* **EXERCISE PROMPT**: Of all the lines in the records, how many hold the word "name"? Answer with the number only.

Entries taken from a collection:
§ §

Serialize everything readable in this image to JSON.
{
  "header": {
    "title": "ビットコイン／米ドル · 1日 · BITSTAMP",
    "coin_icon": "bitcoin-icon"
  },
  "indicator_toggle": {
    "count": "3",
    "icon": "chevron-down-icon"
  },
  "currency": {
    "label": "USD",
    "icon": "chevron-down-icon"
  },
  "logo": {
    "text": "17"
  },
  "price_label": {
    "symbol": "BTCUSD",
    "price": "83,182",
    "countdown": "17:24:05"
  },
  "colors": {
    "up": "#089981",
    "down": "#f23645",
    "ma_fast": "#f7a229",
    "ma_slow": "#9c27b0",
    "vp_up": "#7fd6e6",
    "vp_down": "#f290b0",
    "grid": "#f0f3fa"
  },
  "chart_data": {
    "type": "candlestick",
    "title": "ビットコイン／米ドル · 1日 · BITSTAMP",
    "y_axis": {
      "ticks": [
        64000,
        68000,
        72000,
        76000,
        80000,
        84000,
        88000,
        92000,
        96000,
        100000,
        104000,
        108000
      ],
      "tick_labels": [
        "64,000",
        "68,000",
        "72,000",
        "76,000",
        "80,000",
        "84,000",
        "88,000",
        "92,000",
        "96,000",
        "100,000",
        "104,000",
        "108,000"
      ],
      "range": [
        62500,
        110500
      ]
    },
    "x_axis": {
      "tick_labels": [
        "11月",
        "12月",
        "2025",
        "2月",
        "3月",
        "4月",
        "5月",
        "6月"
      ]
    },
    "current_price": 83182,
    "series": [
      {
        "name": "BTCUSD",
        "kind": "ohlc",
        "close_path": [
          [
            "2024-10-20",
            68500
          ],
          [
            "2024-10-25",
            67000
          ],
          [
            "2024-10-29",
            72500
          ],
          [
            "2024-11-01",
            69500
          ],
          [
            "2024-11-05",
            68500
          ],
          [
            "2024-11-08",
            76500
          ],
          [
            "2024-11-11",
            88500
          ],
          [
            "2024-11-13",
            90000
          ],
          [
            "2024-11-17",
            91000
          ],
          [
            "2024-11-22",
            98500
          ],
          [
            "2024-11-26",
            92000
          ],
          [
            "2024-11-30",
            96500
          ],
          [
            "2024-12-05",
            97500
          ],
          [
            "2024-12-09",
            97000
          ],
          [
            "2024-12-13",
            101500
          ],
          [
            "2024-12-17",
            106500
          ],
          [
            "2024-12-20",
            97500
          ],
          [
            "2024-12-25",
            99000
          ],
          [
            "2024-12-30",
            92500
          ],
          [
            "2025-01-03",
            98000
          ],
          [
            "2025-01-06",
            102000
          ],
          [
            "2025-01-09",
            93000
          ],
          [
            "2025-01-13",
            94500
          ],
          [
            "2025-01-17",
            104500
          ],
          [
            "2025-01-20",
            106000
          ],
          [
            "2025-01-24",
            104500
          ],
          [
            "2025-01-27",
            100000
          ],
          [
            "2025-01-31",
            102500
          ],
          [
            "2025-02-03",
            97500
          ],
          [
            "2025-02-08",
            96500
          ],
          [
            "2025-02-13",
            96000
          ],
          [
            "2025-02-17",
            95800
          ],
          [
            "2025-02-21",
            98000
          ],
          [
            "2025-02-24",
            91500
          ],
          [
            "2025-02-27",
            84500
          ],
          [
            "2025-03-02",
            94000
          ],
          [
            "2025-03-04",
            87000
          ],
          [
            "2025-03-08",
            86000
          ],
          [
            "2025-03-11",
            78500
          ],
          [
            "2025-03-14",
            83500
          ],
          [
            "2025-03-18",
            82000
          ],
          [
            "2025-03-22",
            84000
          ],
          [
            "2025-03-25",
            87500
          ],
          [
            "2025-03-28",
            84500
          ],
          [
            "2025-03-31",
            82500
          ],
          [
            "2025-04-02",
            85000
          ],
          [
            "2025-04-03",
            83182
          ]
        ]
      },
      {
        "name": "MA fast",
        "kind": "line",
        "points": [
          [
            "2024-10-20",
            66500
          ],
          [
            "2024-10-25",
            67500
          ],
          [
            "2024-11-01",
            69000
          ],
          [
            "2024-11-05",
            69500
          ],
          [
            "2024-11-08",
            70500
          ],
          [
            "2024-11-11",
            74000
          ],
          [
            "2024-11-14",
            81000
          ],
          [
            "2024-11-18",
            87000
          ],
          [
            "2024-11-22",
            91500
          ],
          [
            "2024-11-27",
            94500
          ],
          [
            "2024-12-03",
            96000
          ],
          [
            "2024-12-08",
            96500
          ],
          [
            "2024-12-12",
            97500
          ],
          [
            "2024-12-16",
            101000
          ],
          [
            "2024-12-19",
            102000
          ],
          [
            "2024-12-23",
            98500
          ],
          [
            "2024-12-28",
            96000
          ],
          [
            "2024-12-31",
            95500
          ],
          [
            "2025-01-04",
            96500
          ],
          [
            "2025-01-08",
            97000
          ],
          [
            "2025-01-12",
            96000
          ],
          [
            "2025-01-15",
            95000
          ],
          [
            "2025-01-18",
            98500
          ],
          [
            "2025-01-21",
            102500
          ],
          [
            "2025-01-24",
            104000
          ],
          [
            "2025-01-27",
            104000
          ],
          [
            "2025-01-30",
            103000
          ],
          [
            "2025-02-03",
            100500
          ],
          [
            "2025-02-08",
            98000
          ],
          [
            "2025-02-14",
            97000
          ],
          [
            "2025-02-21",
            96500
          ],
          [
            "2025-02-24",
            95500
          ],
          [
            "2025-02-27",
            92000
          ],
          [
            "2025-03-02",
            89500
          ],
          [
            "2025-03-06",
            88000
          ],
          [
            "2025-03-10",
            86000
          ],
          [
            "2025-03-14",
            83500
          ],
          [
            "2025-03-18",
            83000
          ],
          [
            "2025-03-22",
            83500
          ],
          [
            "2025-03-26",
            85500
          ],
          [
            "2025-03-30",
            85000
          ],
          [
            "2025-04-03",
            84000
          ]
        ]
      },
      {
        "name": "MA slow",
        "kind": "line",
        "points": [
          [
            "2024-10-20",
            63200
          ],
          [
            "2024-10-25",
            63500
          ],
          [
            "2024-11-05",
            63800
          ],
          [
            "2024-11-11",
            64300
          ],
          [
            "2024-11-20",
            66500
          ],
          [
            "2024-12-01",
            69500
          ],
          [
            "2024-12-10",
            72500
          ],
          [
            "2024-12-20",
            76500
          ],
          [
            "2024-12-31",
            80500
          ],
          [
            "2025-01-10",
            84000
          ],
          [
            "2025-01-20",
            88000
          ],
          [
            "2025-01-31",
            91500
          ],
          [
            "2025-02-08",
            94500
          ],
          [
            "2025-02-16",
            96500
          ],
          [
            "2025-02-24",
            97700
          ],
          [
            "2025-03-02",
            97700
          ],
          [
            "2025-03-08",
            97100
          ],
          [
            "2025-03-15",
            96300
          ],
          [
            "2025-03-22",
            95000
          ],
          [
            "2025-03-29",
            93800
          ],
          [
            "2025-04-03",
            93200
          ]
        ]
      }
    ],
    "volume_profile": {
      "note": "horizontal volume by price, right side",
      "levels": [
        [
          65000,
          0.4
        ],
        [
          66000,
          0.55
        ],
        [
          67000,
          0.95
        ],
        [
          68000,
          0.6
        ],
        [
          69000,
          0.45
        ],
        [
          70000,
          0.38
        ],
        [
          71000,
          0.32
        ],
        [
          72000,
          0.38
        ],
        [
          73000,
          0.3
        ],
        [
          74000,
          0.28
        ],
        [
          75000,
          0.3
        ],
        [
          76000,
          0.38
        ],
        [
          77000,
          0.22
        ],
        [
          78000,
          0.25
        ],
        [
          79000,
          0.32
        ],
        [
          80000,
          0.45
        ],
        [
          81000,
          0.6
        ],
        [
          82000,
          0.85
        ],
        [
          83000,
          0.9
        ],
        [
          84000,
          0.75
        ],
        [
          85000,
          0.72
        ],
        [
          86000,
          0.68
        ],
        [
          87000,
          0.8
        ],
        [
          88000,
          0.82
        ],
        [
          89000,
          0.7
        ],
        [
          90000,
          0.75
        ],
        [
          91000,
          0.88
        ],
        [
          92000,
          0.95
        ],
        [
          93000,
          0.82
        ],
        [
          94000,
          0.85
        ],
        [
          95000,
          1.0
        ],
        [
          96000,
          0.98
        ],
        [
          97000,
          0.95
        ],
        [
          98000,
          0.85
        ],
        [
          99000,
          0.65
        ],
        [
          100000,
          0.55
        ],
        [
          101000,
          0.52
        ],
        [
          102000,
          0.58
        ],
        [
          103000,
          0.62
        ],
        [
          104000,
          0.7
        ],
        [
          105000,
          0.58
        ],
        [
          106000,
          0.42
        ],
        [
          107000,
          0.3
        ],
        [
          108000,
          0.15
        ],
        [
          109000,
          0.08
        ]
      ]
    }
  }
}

§ §

* **COMPLETED EXERCISE**: 3